*WORK TO DO:* Copy out every line of the data exactly.

*SUPPLIED INFORMATION:*

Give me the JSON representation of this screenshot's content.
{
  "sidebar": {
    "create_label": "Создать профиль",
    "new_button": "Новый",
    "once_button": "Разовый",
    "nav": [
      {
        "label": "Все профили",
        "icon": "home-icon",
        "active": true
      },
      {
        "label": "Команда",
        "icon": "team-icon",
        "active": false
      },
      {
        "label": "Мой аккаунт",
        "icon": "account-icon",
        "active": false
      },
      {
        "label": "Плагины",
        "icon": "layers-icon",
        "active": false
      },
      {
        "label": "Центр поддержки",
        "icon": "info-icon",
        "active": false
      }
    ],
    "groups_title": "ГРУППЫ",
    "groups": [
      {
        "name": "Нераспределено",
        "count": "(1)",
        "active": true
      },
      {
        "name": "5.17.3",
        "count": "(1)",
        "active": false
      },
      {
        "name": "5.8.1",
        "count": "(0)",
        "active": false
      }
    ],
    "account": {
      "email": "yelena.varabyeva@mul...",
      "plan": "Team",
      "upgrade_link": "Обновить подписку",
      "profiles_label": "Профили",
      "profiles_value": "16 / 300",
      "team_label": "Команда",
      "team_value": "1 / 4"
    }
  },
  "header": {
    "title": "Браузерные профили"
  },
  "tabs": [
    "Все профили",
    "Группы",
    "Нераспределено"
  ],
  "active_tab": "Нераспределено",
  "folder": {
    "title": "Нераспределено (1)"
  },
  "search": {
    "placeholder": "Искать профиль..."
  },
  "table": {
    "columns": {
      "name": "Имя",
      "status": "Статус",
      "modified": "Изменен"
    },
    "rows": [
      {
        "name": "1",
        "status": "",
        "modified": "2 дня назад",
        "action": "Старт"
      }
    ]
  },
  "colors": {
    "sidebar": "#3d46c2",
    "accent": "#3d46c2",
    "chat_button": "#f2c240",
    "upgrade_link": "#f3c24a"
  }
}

*TASK RESULT:*
Give me the JSON representation of this screenshot's content.
{
  "sidebar": {
    "create_label": "Создать профиль",
    "new_button": "Новый",
    "once_button": "Разовый",
    "nav": [
      {
        "label": "Все профили",
        "icon": "home-icon",
        "active": true
      },
      {
        "label": "Команда",
        "icon": "team-icon",
        "active": false
      },
      {
        "label": "Мой аккаунт",
        "icon": "account-icon",
        "active": false
      },
      {
        "label": "Плагины",
        "icon": "layers-icon",
        "active": false
      },
      {
        "label": "Центр поддержки",
        "icon": "info-icon",
        "active": false
      }
    ],
    "groups_title": "ГРУППЫ",
    "groups": [
      {
        "name": "Нераспределено",
        "count": "(1)",
        "active": true
      },
      {
        "name": "5.17.3",
        "count": "(1)",
        "active": false
      },
      {
        "name": "5.8.1",
        "count": "(0)",
        "active": false
      }
    ],
    "account": {
      "email": "yelena.varabyeva@mul...",
      "plan": "Team",
      "upgrade_link": "Обновить подписку",
      "profiles_label": "Профили",
      "profiles_value": "16 / 300",
      "team_label": "Команда",
      "team_value": "1 / 4"
    }
  },
  "header": {
    "title": "Браузерные профили"
  },
  "tabs": [
    "Все профили",
    "Группы",
    "Нераспределено"
  ],
  "active_tab": "Нераспределено",
  "folder": {
    "title": "Нераспределено (1)"
  },
  "search": {
    "placeholder": "Искать профиль..."
  },
  "table": {
    "columns": {
      "name": "Имя",
      "status": "Статус",
      "modified": "Изменен"
    },
    "rows": [
      {
        "name": "1",
        "status": "",
        "modified": "2 дня назад",
        "action": "Старт"
      }
    ]
  },
  "colors": {
    "sidebar": "#3d46c2",
    "accent": "#3d46c2",
    "chat_button": "#f2c240",
    "upgrade_link": "#f3c24a"
  }
}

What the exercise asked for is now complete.